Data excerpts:
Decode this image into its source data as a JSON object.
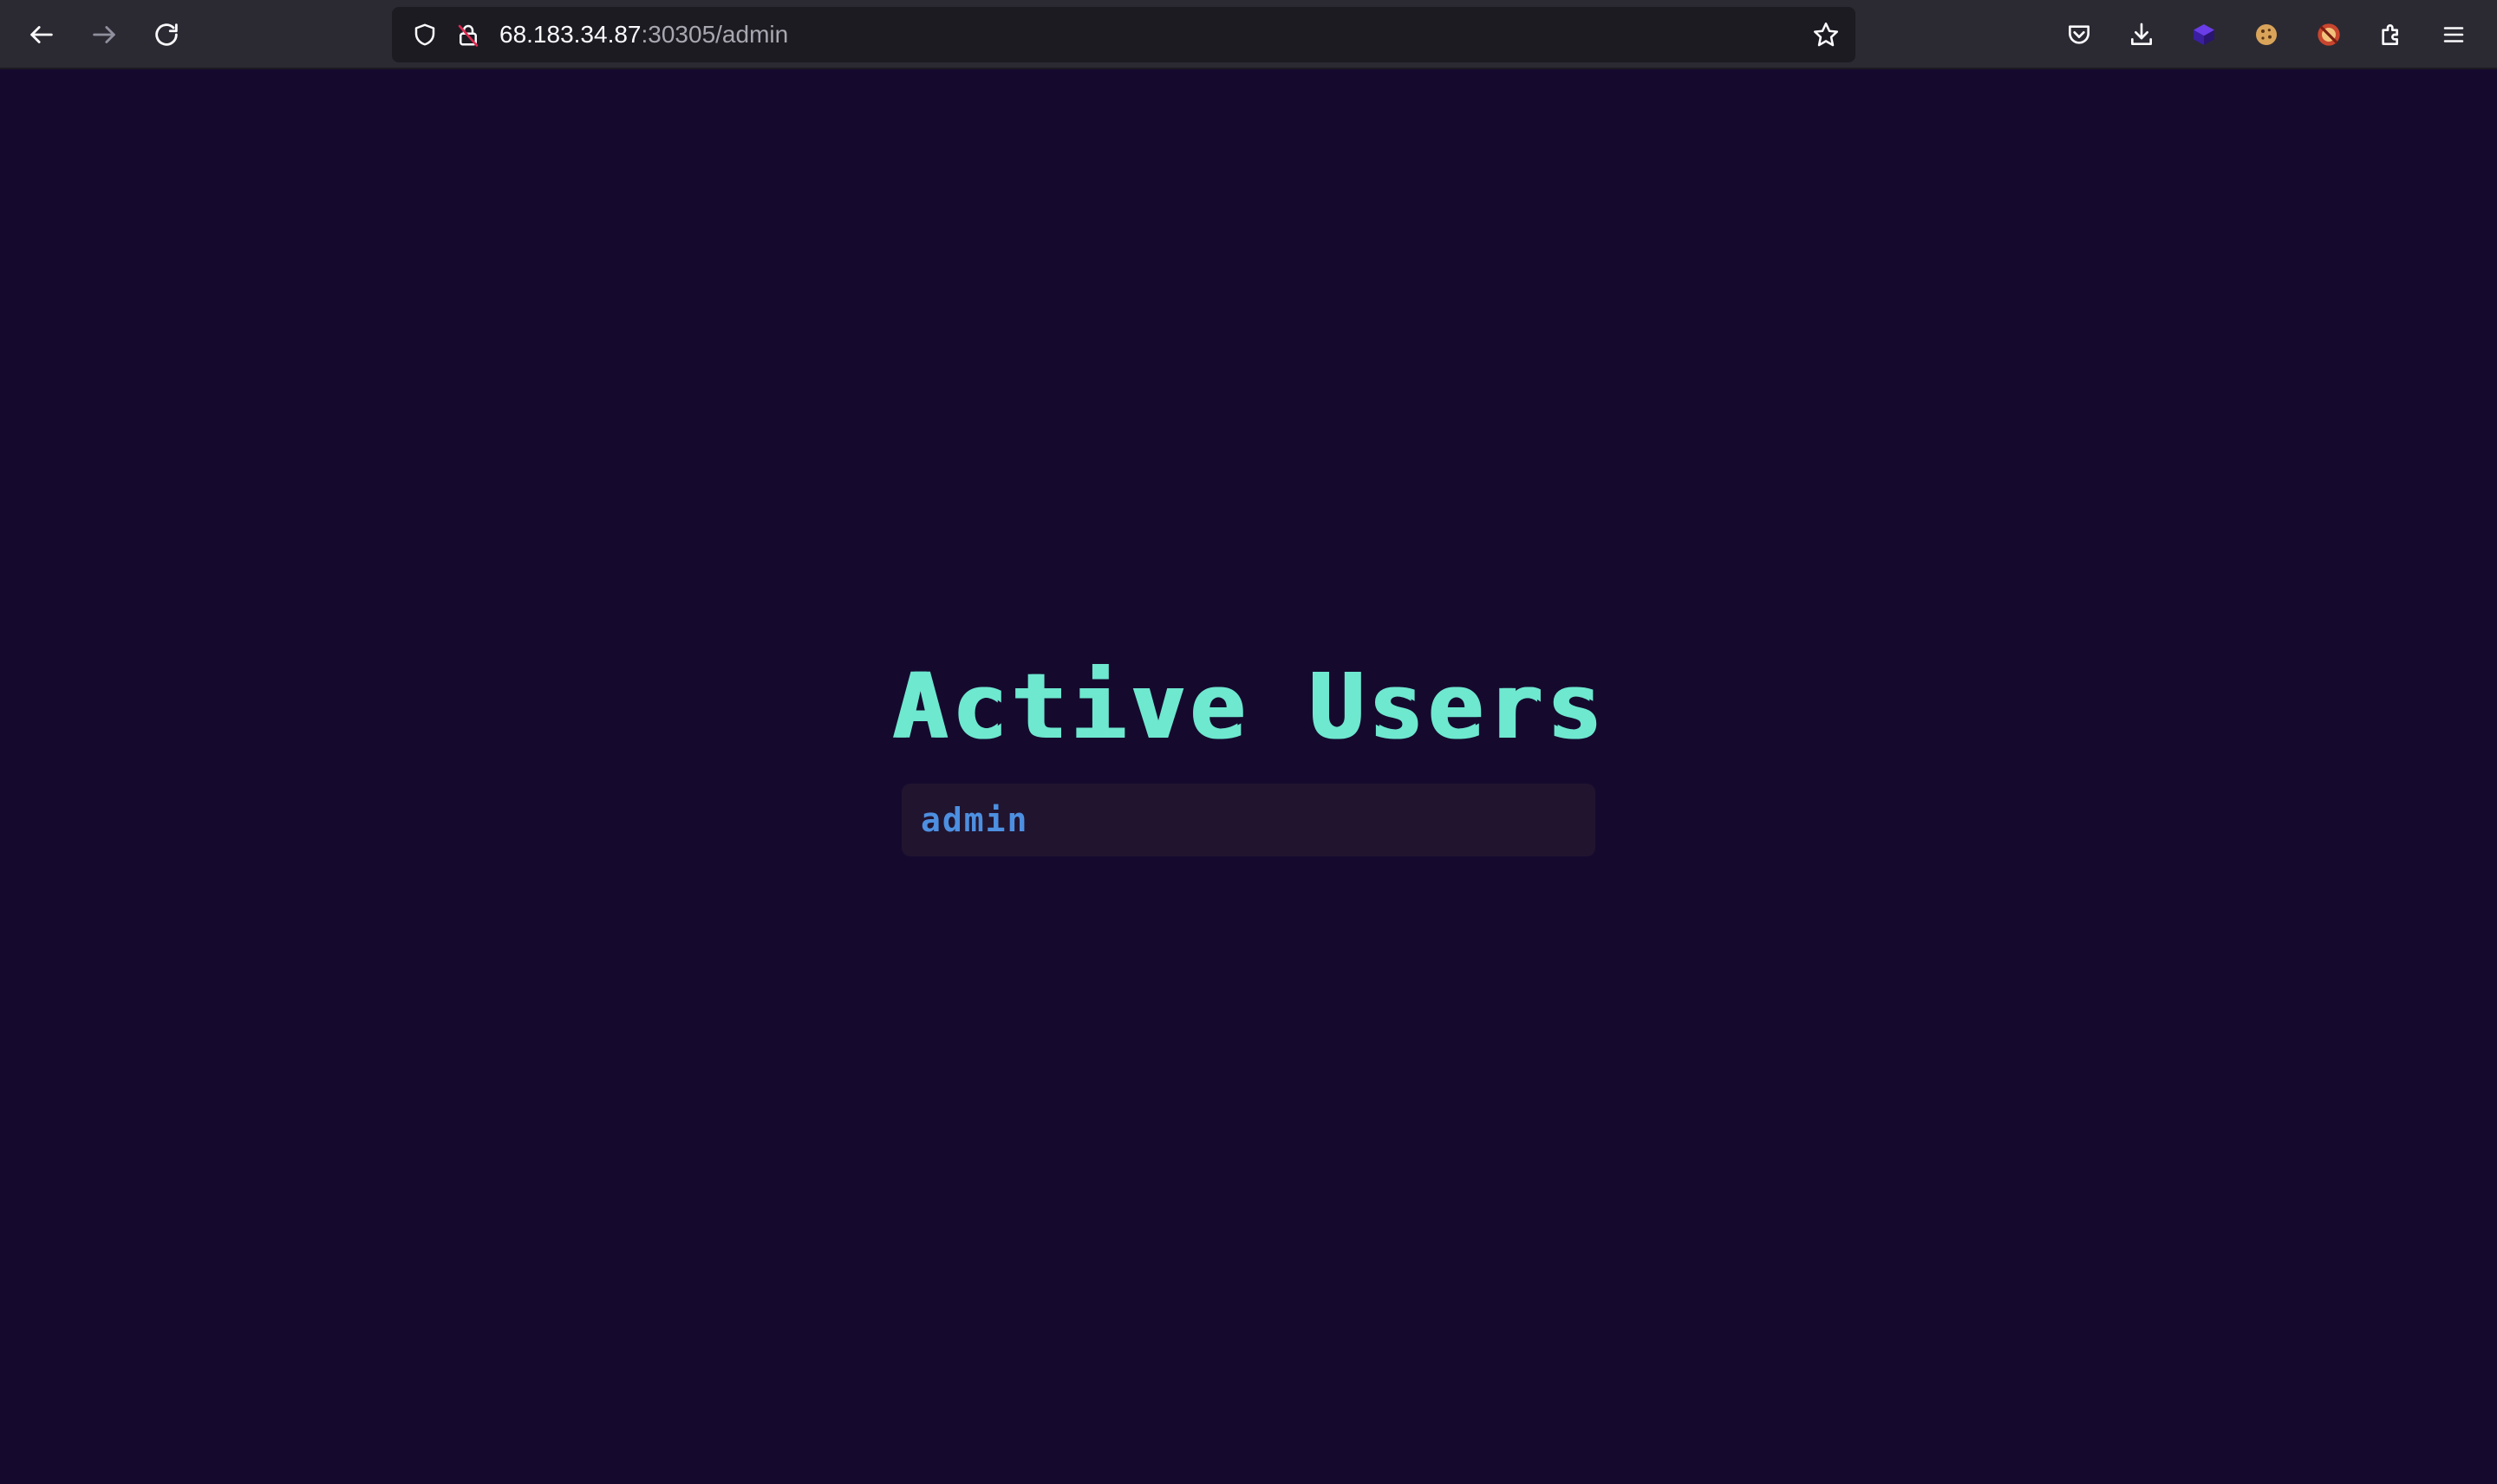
{
  "browser": {
    "url_host": "68.183.34.87",
    "url_rest": ":30305/admin",
    "icons": {
      "back": "arrow-left-icon",
      "forward": "arrow-right-icon",
      "reload": "reload-icon",
      "tracking": "shield-icon",
      "insecure": "broken-lock-icon",
      "bookmark": "star-icon",
      "pocket": "pocket-icon",
      "downloads": "download-icon",
      "ext1": "purple-cube-extension-icon",
      "ext2": "cookie-extension-icon",
      "ext3": "badge-extension-icon",
      "extensions": "puzzle-icon",
      "menu": "hamburger-menu-icon"
    }
  },
  "page": {
    "title": "Active Users",
    "users": [
      "admin"
    ]
  },
  "colors": {
    "background": "#150a2e",
    "title": "#6ee8cf",
    "card": "#21142f",
    "username": "#4d8fe0",
    "toolbar": "#2b2a33",
    "urlbar": "#1c1b22"
  }
}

• _STATED EXERCISE_: Retype each record exactly as it stands, but do not include the pictures.

• _SOLUTION TO THIS EXERCISE_:
Decode this image into its source data as a JSON object.
{
  "browser": {
    "url_host": "68.183.34.87",
    "url_rest": ":30305/admin",
    "icons": {
      "back": "arrow-left-icon",
      "forward": "arrow-right-icon",
      "reload": "reload-icon",
      "tracking": "shield-icon",
      "insecure": "broken-lock-icon",
      "bookmark": "star-icon",
      "pocket": "pocket-icon",
      "downloads": "download-icon",
      "ext1": "purple-cube-extension-icon",
      "ext2": "cookie-extension-icon",
      "ext3": "badge-extension-icon",
      "extensions": "puzzle-icon",
      "menu": "hamburger-menu-icon"
    }
  },
  "page": {
    "title": "Active Users",
    "users": [
      "admin"
    ]
  },
  "colors": {
    "background": "#150a2e",
    "title": "#6ee8cf",
    "card": "#21142f",
    "username": "#4d8fe0",
    "toolbar": "#2b2a33",
    "urlbar": "#1c1b22"
  }
}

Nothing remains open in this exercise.